> _What to produce_
Update the rows from the start of the records through the line containing "player-name: Joshua Josephs". Rewrite that span with every "dolphins-logo-icon" changed to "team-logo-icon" and nothing else altered.

(Element and coordinate rows)
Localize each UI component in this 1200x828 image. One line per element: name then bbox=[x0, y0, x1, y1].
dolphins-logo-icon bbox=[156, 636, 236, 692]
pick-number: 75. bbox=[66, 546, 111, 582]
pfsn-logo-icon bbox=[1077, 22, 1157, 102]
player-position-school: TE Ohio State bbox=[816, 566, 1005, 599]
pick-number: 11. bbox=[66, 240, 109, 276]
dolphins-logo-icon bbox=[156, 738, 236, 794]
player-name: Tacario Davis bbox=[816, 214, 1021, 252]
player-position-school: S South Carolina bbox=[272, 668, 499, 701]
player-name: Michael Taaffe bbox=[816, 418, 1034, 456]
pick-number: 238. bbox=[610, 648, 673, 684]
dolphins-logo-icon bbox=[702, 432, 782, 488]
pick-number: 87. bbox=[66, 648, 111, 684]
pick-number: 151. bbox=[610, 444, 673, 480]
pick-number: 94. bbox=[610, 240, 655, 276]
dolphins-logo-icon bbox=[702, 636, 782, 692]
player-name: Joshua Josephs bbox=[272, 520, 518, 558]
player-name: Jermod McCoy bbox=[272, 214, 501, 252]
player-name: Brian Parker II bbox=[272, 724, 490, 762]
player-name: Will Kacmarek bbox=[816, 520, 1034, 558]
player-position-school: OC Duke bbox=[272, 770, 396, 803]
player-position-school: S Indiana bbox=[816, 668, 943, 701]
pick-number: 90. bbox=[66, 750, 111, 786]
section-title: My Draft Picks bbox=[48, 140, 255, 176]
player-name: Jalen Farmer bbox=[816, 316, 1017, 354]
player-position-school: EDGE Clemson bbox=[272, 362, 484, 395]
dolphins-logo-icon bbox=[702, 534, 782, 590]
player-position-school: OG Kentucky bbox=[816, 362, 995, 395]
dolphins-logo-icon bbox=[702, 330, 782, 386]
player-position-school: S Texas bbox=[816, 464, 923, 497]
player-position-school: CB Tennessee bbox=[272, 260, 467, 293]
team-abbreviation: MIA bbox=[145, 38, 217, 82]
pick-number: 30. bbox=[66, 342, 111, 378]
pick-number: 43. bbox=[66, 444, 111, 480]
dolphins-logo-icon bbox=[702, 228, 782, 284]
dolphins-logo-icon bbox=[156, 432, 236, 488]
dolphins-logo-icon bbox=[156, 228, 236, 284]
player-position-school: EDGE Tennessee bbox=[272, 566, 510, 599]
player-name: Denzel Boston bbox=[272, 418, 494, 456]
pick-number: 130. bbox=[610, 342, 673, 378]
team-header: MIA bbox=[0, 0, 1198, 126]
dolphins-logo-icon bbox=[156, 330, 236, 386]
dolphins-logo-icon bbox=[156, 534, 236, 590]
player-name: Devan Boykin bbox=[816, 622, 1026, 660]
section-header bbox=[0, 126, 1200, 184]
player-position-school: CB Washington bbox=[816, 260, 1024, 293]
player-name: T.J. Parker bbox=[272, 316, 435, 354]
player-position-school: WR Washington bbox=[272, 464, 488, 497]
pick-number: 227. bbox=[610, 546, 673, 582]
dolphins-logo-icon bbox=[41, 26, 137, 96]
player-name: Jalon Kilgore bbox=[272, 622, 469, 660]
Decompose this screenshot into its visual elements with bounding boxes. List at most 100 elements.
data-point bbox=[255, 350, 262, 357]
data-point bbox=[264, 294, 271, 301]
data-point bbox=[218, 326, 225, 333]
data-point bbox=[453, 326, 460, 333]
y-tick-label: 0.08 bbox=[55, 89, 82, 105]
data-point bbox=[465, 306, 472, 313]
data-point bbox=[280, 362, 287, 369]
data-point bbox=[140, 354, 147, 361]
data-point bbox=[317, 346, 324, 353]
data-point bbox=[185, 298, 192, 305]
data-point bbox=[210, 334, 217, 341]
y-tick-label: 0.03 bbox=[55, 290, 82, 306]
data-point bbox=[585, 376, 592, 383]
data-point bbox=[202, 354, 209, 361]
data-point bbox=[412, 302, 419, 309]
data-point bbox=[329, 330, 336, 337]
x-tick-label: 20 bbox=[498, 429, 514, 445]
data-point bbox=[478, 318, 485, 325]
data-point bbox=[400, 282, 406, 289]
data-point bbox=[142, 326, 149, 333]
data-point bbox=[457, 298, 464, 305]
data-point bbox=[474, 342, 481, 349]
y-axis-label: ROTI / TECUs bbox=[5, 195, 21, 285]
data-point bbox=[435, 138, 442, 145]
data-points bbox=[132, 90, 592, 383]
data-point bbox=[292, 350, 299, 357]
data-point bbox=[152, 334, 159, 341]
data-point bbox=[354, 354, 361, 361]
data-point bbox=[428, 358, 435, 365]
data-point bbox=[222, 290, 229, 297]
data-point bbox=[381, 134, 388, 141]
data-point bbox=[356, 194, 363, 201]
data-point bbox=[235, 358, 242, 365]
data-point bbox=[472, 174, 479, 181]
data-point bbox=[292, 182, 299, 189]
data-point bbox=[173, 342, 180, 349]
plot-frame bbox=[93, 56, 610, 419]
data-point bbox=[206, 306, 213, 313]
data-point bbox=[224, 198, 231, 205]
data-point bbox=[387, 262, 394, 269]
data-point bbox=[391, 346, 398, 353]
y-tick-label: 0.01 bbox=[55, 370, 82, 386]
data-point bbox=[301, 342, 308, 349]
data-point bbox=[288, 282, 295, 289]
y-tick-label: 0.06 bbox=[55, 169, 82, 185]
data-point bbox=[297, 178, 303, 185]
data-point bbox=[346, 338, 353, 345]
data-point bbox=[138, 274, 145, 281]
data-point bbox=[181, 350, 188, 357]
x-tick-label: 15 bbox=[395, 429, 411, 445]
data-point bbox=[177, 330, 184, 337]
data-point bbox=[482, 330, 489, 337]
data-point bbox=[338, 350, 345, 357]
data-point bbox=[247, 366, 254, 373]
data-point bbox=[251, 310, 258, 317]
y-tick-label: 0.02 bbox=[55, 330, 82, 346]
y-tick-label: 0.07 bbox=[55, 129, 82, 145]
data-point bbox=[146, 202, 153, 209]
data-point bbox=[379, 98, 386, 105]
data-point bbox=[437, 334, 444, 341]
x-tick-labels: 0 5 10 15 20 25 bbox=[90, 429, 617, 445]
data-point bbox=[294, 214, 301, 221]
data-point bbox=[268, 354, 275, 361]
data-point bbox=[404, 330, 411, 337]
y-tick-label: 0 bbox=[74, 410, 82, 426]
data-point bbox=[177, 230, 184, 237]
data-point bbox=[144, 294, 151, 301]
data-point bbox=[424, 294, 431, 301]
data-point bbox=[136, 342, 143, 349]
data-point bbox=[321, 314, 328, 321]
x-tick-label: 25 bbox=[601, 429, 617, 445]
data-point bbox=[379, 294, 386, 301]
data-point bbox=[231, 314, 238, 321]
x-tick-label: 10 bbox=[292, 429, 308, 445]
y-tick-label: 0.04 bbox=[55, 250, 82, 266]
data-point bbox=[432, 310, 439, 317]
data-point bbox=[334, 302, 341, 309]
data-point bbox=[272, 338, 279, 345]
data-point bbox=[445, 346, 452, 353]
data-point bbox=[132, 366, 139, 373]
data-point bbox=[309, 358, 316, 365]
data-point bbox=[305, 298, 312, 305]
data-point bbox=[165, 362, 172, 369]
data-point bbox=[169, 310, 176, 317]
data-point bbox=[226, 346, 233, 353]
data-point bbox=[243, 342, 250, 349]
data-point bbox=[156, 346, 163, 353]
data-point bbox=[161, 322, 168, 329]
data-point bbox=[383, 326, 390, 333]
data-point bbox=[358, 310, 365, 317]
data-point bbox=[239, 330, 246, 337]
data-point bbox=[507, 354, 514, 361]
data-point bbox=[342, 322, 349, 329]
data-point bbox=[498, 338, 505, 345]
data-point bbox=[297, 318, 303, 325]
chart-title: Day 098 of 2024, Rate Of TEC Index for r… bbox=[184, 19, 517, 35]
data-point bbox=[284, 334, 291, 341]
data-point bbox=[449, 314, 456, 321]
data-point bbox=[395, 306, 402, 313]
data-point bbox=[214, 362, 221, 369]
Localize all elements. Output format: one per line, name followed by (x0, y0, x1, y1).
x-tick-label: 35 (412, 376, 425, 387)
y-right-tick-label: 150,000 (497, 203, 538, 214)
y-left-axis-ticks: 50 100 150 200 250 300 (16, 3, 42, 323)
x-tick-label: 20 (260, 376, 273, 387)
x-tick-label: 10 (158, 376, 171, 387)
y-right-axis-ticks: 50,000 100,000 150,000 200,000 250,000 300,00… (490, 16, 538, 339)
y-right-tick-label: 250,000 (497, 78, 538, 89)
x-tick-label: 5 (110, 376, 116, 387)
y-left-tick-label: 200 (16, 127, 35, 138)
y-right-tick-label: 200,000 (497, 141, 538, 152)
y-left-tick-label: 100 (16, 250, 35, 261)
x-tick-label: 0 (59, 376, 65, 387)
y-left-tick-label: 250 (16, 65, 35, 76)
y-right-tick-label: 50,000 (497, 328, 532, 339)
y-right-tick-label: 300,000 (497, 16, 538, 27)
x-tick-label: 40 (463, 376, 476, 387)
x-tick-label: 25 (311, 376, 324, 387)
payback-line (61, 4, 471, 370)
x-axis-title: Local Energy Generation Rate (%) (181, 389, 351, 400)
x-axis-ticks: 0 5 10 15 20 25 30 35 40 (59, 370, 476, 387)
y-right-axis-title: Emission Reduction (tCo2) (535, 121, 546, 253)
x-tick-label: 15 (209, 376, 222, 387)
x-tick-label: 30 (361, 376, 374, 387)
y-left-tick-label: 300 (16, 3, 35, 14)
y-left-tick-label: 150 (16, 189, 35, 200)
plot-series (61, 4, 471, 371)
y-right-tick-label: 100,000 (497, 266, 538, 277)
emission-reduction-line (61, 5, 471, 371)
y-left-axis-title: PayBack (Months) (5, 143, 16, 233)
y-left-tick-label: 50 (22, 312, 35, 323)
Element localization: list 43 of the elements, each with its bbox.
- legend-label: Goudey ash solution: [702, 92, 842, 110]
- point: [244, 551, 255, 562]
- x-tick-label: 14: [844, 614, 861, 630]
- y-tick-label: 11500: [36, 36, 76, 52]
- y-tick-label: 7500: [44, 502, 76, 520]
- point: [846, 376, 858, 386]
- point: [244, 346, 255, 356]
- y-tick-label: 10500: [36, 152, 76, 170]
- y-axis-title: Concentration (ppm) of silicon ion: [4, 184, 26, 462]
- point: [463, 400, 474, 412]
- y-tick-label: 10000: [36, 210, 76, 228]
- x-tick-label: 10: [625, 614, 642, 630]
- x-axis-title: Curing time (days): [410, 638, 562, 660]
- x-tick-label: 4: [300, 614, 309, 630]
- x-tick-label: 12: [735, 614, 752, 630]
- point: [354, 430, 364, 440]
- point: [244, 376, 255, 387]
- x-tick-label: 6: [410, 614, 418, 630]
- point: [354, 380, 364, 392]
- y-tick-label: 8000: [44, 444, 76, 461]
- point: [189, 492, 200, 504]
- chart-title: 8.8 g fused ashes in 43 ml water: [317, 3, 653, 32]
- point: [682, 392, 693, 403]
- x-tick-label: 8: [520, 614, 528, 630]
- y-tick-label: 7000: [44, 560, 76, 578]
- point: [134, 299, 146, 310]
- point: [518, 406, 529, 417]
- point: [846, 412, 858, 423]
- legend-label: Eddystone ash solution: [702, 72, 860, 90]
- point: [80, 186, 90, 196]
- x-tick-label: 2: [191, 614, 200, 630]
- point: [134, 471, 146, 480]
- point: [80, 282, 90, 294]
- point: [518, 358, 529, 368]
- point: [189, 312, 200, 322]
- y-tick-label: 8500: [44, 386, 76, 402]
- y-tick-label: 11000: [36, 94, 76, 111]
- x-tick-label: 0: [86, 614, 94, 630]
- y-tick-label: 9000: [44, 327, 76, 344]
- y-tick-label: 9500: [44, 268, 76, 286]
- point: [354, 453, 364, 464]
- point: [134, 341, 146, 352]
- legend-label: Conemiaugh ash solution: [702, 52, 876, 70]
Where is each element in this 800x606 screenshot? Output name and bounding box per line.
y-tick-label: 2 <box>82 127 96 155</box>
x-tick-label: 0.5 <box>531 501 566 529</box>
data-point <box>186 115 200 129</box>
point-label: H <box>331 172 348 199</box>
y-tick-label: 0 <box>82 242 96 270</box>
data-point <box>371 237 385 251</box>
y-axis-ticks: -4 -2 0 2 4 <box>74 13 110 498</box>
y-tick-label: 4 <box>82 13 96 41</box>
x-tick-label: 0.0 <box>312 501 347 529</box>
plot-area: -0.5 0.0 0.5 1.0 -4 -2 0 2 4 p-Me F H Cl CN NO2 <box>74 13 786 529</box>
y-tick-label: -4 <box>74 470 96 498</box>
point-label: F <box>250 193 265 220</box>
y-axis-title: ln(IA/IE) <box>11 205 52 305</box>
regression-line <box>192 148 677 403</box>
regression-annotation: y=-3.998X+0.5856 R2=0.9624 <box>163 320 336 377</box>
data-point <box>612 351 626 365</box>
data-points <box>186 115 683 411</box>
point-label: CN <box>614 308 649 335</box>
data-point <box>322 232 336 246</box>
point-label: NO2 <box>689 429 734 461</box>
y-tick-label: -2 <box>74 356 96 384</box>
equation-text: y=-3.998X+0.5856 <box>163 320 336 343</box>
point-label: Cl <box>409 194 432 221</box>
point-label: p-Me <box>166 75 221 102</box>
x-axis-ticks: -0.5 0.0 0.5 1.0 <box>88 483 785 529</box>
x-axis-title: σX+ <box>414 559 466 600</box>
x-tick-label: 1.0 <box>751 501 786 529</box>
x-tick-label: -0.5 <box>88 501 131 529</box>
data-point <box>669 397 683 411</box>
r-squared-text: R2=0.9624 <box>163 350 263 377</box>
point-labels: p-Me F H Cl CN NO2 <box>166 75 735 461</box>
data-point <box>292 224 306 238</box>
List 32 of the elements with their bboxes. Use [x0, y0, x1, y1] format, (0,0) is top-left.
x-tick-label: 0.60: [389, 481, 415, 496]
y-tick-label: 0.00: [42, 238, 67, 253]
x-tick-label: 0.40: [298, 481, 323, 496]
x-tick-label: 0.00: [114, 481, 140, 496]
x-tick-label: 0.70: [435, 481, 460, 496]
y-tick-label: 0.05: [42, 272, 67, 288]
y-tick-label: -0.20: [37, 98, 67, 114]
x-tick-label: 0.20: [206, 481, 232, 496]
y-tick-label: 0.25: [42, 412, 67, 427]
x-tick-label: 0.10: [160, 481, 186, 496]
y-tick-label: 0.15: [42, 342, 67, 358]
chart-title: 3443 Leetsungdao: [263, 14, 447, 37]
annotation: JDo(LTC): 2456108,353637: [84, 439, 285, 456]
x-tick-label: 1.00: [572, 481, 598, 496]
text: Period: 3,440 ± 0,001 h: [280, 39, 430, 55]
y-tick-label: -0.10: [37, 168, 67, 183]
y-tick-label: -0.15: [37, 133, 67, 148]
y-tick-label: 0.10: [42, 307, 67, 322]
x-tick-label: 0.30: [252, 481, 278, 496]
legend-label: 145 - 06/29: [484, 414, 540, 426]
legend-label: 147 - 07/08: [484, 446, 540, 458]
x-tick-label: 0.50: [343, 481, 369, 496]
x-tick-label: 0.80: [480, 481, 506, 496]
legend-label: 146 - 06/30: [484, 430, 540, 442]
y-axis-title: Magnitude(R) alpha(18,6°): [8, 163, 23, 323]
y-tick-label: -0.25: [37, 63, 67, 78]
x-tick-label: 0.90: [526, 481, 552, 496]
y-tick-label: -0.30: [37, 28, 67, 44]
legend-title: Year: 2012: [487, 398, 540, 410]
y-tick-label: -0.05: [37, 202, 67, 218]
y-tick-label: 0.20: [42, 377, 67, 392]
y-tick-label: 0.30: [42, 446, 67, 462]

> _Response to the exercise_
Localize each UI component in this 1200x828 image. One line per element: name then bbox=[x0, y0, x1, y1].
team-logo-icon bbox=[156, 636, 236, 692]
pick-number: 75. bbox=[66, 546, 111, 582]
pfsn-logo-icon bbox=[1077, 22, 1157, 102]
player-position-school: TE Ohio State bbox=[816, 566, 1005, 599]
pick-number: 11. bbox=[66, 240, 109, 276]
team-logo-icon bbox=[156, 738, 236, 794]
player-name: Tacario Davis bbox=[816, 214, 1021, 252]
player-position-school: S South Carolina bbox=[272, 668, 499, 701]
player-name: Michael Taaffe bbox=[816, 418, 1034, 456]
pick-number: 238. bbox=[610, 648, 673, 684]
team-logo-icon bbox=[702, 432, 782, 488]
pick-number: 87. bbox=[66, 648, 111, 684]
pick-number: 151. bbox=[610, 444, 673, 480]
pick-number: 94. bbox=[610, 240, 655, 276]
team-logo-icon bbox=[702, 636, 782, 692]
player-name: Joshua Josephs bbox=[272, 520, 518, 558]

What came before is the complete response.